• _Items listed in a dataset_
------------------------------------------------

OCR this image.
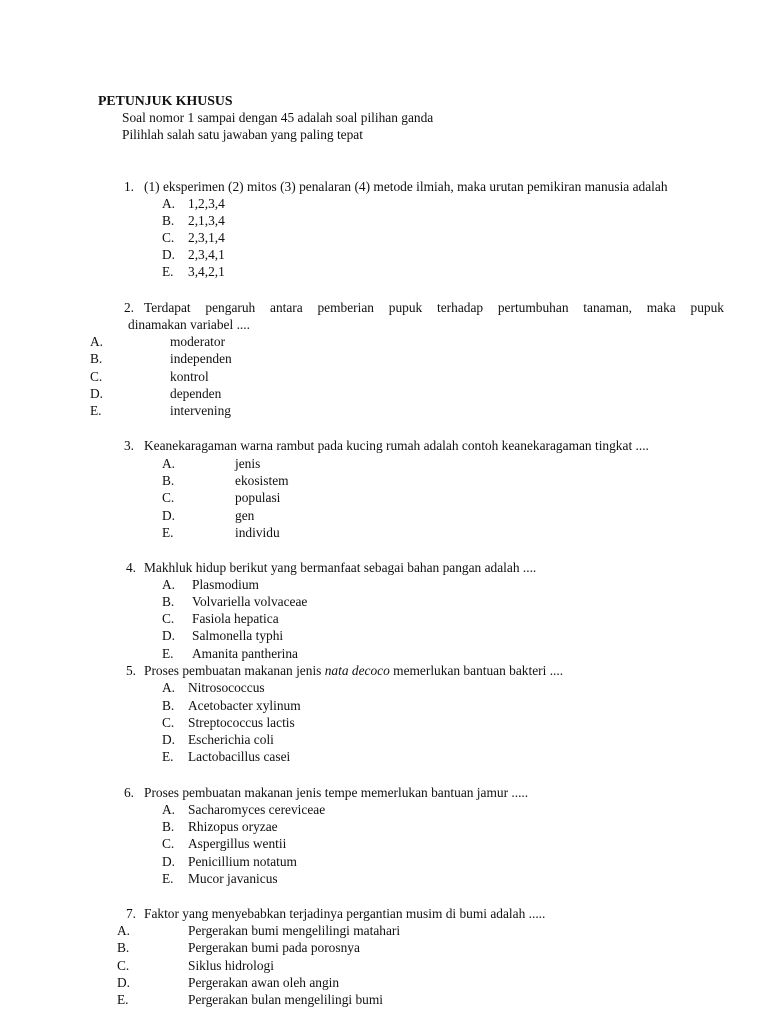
PETUNJUK KHUSUS
Soal nomor 1 sampai dengan 45 adalah soal pilihan ganda
Pilihlah salah satu jawaban yang paling tepat
1. (1) eksperimen (2) mitos (3) penalaran (4) metode ilmiah, maka urutan pemikiran manusia adalah
A. 1,2,3,4
B. 2,1,3,4
C. 2,3,1,4
D. 2,3,4,1
E. 3,4,2,1
2. Terdapat pengaruh antara pemberian pupuk terhadap pertumbuhan tanaman, maka pupuk
dinamakan variabel ....
A.	moderator
B.	independen
C.	kontrol
D.	dependen
E.	intervening
3. Keanekaragaman warna rambut pada kucing rumah adalah contoh keanekaragaman tingkat ....
A.	jenis
B.	ekosistem
C.	populasi
D.	gen
E.	individu
4. Makhluk hidup berikut yang bermanfaat sebagai bahan pangan adalah ....
A. Plasmodium
B. Volvariella volvaceae
C. Fasiola hepatica
D. Salmonella typhi
E. Amanita pantherina
5. Proses pembuatan makanan jenis nata decoco memerlukan bantuan bakteri ....
A. Nitrosococcus
B. Acetobacter xylinum
C. Streptococcus lactis
D. Escherichia coli
E. Lactobacillus casei
6. Proses pembuatan makanan jenis tempe memerlukan bantuan jamur .....
A. Sacharomyces cereviceae
B. Rhizopus oryzae
C. Aspergillus wentii
D. Penicillium notatum
E. Mucor javanicus
7. Faktor yang menyebabkan terjadinya pergantian musim di bumi adalah .....
A.	Pergerakan bumi mengelilingi matahari
B.	Pergerakan bumi pada porosnya
C.	Siklus hidrologi
D.	Pergerakan awan oleh angin
E.	Pergerakan bulan mengelilingi bumi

------------------------------------------------

• _THE TASK_
Tally the lines of the records holding the word "Pergerakan", then state only the tally.

• _SOLUTION FOR THIS TASK_
4